● TEXTO DO DOCUMENTO:

Vejo o lamento que mora na sua canção
Eu também tive um sonho que passou
Também sou feiticeiro e cantador
Eu também ouço histórias na voz do tambor

Sei dos seus sonhos perdidos nos olhos da mãe do luar
Conheço o amor infinito que deixou por lá
Eu também tive um rio que secou
Também sou guerreiro e sonhador
Eu também sei cantar pra não gritar de dor

Trecho da música "Estrela Natal" do grupo Tambolelê
Foto: Odailso Berté

28 de agosto de 2010

le temps davant


Não quero que o devir me tire do chão. Nem quero permancer sonhando com o que pode ser que virá sem que ainda tenha desenhado um gosto agradável. Hoje ainda temo lembrar.

Perceber meus traços em processo de maturação é ver o menino que deixei para trás. Por vezes o espelho ainda me mostra os brinquedos, o parreiral, o medo de entrar debaixo da casa, os bonecos de pano.

Toco meus lábios e sinto beijos. Acaricio meus cabelos e sinto perfume de dedos que me faziam dormir. Toco meu peito e presencio cenas suadas. Não desço a mão por saber que seu paradeiro poderá ser emblemático.

Não sei como estarei amanhã... Sedento? Sozinho? Sentado? Sereno? Sóbrio? Silencioso? Surpreso? Suspenso? Sumido? Sei lá... (R)estarei pronto ao meu devir que ainda deve vir e ao qual devo ir.

Foto: Odailso Berté

27 de agosto de 2010

um lar de (pre)posições dançadas


Das improváveis condições
Da mais precária estética
Dos limites instaurados
Das poções sem efeito
Do antídoto inválido
De bater sem abrir
Da brevidade do prazer
Desse corpo que só pede e não dá
Do mesmo mudado
Da alternância estática
Daqueles que se foram
Dos não mencionáveis
Dos pecados listados
Das tentativas sabotadas
Dos musgos não regados
De paredes díspares
Dessa velha casa
Disso que me acolhe
Desse escuro íntimo
Dele que me escondo

Foto: Odailso Berté

pelo menos, ainda se pode sonhar



Pour que tu m'aimes encore - Celine Dion

26 de agosto de 2010

piso e deito neste (con)solo


Passei a tarde e parte da noite esperando alguns apontamentos a respeito das partes adormecidas de afeto que se me reaqueceram nalgum momento do dia. Não chegaram, mas não cheguei a ficar (des)apontando. Só me fez lembrar que ser sincero pode descomprometer a contrapartida de uma relação.

Os risos e lágrimas perante os desenhos animados, as emoções e torcidas diante das premiações de cinema, as júrias e poesia nas palavras ditas e escritas, os presentes afetuosos, a cumplicidade inocente que permitia ser tudo... Nada adiantou. Qual a consistência do ato de substituir o nome do outro pela palavra "amor"? Pergunta que ecoa em ondas no mar bravio da minha encosta afetiva.

Perdi ou encontrei algo, alguém, algoz?

"Se perdem gestos, cartas de amor, malas, parentes
Se perdem vozes, cidades, países, amigos
Romances perdidos
Objetos perdidos
Histórias se perdem
Se perde o que fomos e o que queriamos ser
Se perde o momento
Mas não existe perda
Existe movimento."

● EXERCÍCIO 1:
De acordo com o texto do documento, de qual música e de qual grupo é o trecho que abre a página?
● EXERCÍCIO 2:
Copie do texto do documento, sem nenhuma alteração, o trecho que começa com as palavras "26 de agosto" e termina com "minha encosta afetiva.".
Os dados não têm nenhuma relação com esta atividade.

● LISTA DE DADOS:

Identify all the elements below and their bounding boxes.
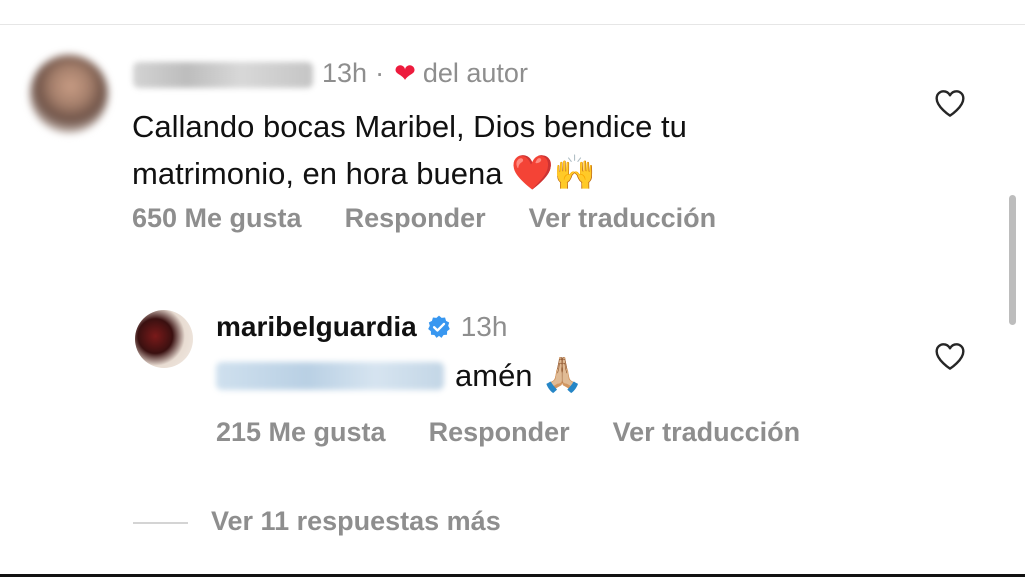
comment-time: 13h <box>322 58 368 88</box>
reply-translate-button[interactable]: Ver traducción <box>613 417 801 448</box>
comment-body: Callando bocas Maribel, Dios bendice tu … <box>132 109 687 191</box>
reply-text: amén 🙏🏼 <box>455 355 584 395</box>
more-replies-line <box>133 522 188 524</box>
scrollbar[interactable] <box>1009 195 1016 325</box>
reply-username[interactable]: maribelguardia <box>216 311 417 343</box>
commenter-avatar[interactable] <box>30 55 108 133</box>
reply-header: maribelguardia 13h <box>216 311 507 343</box>
comment-meta: 13h · ❤ del autor <box>322 58 528 89</box>
reply-mention-blurred[interactable] <box>216 362 444 390</box>
view-more-replies-button[interactable]: Ver 11 respuestas más <box>211 506 501 537</box>
comment-text: Callando bocas Maribel, Dios bendice tu … <box>132 104 832 197</box>
author-heart-icon: ❤ <box>394 58 416 88</box>
author-like-label: del autor <box>422 58 528 88</box>
reply-actions: 215 Me gusta Responder Ver traducción <box>216 417 843 448</box>
verified-badge-icon <box>427 315 450 338</box>
reply-body: amén <box>455 358 533 393</box>
like-heart-icon[interactable] <box>934 341 966 371</box>
top-divider <box>0 24 1025 25</box>
commenter-username-blurred[interactable] <box>133 62 313 88</box>
comment-likes-count[interactable]: 650 Me gusta <box>132 203 302 234</box>
reply-likes-count[interactable]: 215 Me gusta <box>216 417 386 448</box>
reply-avatar[interactable] <box>135 310 193 368</box>
comment-reply-button[interactable]: Responder <box>345 203 486 234</box>
meta-separator: · <box>375 58 385 88</box>
reply-emoji: 🙏🏼 <box>541 356 584 394</box>
comment-translate-button[interactable]: Ver traducción <box>529 203 717 234</box>
reply-reply-button[interactable]: Responder <box>429 417 570 448</box>
comment-emojis: ❤️🙌 <box>511 154 596 192</box>
comment-actions: 650 Me gusta Responder Ver traducción <box>132 203 759 234</box>
reply-time: 13h <box>460 311 508 342</box>
like-heart-icon[interactable] <box>934 88 966 118</box>
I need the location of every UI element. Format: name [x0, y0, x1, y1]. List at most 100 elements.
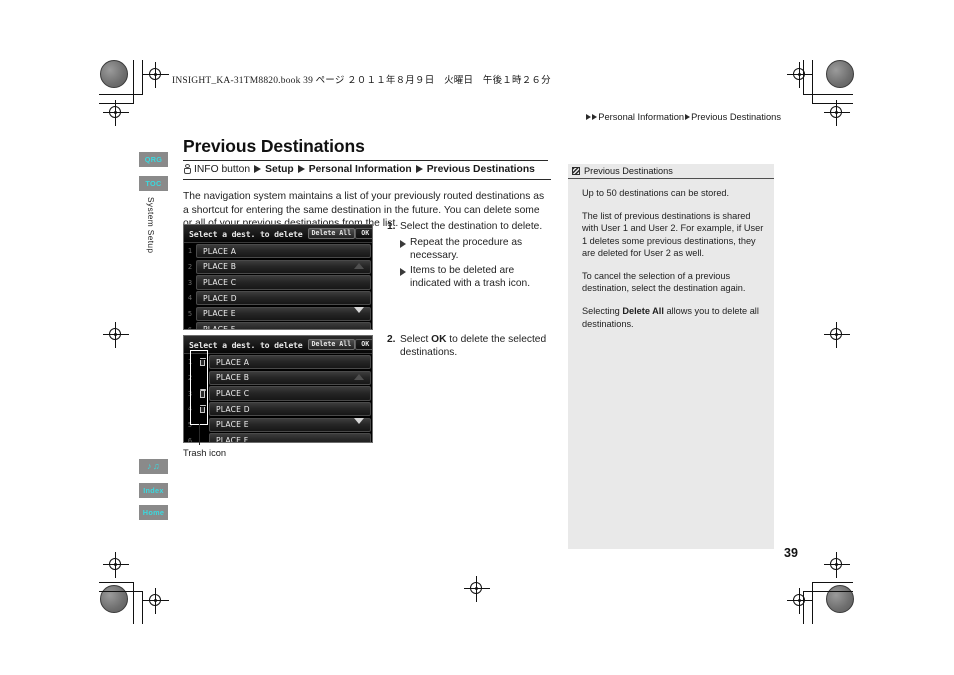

● RESULTADO FINAL 1:
O trecho é da música "Estrela Natal", do grupo Tambolelê.

● RESULTADO FINAL 2:
26 de agosto de 2010

piso e deito neste (con)solo


Passei a tarde e parte da noite esperando alguns apontamentos a respeito das partes adormecidas de afeto que se me reaqueceram nalgum momento do dia. Não chegaram, mas não cheguei a ficar (des)apontando. Só me fez lembrar que ser sincero pode descomprometer a contrapartida de uma relação.

Os risos e lágrimas perante os desenhos animados, as emoções e torcidas diante das premiações de cinema, as júrias e poesia nas palavras ditas e escritas, os presentes afetuosos, a cumplicidade inocente que permitia ser tudo... Nada adiantou. Qual a consistência do ato de substituir o nome do outro pela palavra "amor"? Pergunta que ecoa em ondas no mar bravio da minha encosta afetiva.